Prompt
Extract all lines containing "fracture".

The records
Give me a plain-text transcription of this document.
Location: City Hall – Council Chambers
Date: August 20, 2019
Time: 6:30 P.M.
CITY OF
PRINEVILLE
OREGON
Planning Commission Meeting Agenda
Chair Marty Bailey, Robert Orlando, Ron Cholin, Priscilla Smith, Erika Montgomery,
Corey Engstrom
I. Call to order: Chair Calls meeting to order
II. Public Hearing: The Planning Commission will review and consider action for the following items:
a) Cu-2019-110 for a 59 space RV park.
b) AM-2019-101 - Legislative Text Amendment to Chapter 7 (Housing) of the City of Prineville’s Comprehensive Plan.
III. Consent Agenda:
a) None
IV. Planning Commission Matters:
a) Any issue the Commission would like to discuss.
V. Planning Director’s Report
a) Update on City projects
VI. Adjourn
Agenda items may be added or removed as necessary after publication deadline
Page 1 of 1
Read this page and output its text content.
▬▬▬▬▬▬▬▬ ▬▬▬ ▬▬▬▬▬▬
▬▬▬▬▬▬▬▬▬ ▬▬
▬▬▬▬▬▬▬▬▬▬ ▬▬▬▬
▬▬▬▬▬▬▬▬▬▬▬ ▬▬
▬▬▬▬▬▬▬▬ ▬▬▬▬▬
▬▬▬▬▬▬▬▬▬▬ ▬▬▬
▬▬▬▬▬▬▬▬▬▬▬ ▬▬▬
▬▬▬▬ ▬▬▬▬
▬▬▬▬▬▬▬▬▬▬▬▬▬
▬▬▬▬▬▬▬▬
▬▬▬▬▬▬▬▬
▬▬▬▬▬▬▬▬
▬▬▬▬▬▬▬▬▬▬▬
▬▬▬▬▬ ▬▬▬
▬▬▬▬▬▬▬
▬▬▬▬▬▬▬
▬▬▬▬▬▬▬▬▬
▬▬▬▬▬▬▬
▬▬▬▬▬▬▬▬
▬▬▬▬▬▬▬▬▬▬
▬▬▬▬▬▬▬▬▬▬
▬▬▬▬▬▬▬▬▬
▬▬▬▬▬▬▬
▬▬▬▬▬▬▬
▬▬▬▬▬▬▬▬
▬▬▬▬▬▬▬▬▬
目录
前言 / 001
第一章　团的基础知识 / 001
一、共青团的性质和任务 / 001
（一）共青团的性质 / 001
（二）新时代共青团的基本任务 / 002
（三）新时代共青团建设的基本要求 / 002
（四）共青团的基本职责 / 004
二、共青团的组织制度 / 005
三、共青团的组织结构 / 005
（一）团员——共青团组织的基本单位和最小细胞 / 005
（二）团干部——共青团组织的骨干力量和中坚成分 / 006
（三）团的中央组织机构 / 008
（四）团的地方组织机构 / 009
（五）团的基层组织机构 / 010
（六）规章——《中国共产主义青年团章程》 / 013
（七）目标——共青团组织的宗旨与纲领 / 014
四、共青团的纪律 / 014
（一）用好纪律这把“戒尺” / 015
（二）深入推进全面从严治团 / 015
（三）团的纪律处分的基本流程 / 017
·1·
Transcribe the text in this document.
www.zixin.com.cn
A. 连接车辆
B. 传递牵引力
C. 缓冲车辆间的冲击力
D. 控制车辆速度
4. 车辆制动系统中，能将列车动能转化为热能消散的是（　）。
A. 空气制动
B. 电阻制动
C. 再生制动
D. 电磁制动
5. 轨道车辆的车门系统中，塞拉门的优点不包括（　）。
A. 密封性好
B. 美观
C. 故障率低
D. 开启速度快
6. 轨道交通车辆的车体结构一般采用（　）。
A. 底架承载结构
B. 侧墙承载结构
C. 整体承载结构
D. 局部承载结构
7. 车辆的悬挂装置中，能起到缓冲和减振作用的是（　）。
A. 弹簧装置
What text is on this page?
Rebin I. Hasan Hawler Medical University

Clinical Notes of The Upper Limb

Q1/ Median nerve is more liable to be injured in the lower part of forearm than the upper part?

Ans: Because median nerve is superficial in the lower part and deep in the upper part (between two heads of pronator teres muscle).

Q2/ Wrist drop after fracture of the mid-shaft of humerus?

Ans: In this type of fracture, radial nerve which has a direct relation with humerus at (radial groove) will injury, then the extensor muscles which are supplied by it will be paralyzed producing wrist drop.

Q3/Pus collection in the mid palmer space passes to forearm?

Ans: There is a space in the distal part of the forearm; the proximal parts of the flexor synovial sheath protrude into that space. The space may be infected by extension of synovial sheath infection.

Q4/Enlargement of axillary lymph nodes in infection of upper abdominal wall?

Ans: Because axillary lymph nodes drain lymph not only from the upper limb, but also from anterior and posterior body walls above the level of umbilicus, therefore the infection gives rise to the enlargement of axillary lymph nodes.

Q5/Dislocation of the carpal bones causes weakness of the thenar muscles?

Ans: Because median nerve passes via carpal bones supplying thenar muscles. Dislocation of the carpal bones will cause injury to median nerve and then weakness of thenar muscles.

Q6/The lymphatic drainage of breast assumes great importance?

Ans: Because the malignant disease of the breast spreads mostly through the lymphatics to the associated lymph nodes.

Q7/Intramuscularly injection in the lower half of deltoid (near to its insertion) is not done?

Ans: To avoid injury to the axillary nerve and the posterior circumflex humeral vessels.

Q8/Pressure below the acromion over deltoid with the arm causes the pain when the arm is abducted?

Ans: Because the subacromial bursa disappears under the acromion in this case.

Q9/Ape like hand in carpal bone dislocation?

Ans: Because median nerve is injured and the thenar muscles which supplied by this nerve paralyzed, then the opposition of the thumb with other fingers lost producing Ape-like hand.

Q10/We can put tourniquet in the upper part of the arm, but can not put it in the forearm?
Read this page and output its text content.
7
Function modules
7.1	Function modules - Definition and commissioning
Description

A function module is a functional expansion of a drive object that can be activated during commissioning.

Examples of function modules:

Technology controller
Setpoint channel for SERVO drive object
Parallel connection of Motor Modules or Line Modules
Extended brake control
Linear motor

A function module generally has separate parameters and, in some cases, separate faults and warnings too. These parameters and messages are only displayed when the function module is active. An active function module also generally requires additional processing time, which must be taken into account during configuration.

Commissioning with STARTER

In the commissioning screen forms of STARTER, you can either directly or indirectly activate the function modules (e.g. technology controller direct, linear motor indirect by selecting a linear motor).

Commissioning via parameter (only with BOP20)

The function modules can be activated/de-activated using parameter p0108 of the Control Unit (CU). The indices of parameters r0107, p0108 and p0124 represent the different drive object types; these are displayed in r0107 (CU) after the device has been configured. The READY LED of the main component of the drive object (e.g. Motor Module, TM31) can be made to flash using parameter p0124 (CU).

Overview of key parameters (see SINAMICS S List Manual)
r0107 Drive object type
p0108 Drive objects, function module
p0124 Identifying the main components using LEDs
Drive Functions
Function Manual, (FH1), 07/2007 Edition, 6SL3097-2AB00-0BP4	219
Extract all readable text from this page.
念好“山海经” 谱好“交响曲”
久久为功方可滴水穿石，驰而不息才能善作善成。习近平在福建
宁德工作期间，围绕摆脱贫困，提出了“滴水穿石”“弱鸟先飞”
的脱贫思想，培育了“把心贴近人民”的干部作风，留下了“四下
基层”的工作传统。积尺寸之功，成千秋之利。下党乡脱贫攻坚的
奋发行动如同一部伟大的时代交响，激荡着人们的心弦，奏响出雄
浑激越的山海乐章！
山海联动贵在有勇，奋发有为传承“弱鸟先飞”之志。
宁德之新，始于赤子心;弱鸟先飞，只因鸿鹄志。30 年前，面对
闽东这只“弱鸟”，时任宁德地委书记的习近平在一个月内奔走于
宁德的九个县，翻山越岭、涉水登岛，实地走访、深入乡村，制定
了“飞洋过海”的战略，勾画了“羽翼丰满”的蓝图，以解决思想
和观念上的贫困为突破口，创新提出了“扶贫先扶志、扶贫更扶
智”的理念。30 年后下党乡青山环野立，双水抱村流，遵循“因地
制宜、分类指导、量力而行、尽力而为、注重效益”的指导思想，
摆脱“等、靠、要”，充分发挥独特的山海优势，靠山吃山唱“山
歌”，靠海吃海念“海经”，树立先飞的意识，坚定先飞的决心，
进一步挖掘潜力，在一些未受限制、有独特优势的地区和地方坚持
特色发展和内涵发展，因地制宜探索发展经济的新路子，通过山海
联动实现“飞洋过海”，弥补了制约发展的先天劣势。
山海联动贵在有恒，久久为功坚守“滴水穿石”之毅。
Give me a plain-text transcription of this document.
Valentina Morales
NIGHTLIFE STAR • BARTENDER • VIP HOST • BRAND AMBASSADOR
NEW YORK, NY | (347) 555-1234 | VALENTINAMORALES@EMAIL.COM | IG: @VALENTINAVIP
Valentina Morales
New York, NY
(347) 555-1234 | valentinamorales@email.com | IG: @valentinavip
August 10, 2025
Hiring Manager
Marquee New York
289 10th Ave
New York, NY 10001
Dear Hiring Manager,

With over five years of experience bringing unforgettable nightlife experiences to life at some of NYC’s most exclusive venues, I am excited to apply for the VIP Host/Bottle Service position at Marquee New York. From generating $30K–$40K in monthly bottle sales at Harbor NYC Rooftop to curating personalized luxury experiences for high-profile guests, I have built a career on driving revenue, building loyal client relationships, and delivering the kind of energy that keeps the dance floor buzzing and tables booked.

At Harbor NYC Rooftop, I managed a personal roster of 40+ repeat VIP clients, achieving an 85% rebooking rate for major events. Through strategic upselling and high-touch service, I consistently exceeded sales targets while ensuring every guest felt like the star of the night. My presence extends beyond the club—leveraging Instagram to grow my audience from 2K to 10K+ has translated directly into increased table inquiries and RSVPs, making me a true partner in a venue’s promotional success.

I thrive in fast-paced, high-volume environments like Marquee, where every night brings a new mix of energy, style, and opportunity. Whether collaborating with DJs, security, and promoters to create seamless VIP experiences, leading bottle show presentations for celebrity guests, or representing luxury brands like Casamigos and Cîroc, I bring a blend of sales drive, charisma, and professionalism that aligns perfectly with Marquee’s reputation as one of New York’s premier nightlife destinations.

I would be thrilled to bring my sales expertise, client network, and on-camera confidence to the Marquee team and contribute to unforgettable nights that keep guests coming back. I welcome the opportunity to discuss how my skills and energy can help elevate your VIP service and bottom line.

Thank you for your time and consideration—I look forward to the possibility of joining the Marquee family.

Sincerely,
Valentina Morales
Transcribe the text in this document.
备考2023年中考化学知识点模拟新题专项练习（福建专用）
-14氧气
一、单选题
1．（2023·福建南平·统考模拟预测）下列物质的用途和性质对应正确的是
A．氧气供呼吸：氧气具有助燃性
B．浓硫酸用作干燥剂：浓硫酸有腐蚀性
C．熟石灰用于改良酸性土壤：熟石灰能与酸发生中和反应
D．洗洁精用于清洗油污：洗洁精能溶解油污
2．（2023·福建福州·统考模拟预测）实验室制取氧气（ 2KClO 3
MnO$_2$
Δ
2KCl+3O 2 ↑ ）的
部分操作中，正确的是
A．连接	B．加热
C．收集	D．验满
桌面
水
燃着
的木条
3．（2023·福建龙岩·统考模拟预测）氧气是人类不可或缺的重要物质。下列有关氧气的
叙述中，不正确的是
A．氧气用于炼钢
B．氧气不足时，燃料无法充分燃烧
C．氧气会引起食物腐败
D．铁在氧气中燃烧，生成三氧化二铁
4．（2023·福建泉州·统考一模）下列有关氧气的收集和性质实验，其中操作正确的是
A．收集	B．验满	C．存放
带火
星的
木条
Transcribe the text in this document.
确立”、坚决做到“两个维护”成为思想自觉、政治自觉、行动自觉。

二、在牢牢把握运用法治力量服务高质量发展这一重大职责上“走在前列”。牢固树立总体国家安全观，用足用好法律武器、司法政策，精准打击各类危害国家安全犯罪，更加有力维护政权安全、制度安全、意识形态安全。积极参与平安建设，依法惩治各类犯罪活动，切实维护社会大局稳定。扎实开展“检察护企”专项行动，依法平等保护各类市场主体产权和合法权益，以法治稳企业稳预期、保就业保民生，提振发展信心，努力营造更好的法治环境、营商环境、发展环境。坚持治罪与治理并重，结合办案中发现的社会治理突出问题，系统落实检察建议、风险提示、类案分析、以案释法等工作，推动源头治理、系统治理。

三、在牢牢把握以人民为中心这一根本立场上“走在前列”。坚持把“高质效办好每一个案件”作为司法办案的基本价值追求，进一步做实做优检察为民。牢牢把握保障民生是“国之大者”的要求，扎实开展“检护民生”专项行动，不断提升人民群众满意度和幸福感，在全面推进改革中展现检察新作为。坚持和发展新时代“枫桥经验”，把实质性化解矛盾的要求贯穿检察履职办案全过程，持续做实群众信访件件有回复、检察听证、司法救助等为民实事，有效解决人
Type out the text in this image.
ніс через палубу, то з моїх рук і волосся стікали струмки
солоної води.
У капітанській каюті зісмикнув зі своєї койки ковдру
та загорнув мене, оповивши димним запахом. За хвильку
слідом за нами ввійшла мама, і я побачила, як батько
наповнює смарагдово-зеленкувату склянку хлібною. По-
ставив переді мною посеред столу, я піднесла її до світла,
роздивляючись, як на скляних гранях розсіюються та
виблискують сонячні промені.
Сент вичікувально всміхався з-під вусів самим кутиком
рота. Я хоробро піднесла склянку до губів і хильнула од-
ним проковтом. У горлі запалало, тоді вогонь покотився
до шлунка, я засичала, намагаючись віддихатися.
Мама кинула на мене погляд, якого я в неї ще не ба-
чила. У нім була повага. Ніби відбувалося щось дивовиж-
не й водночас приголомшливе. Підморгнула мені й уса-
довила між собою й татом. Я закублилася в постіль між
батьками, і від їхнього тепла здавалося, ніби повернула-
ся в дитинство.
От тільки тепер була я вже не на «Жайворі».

Solution to the exercise
Q2/ Wrist drop after fracture of the mid-shaft of humerus?
Ans: In this type of fracture, radial nerve which has a direct relation with humerus at (radial groove) will injury, then the extensor muscles which are supplied by it will be paralyzed producing wrist drop.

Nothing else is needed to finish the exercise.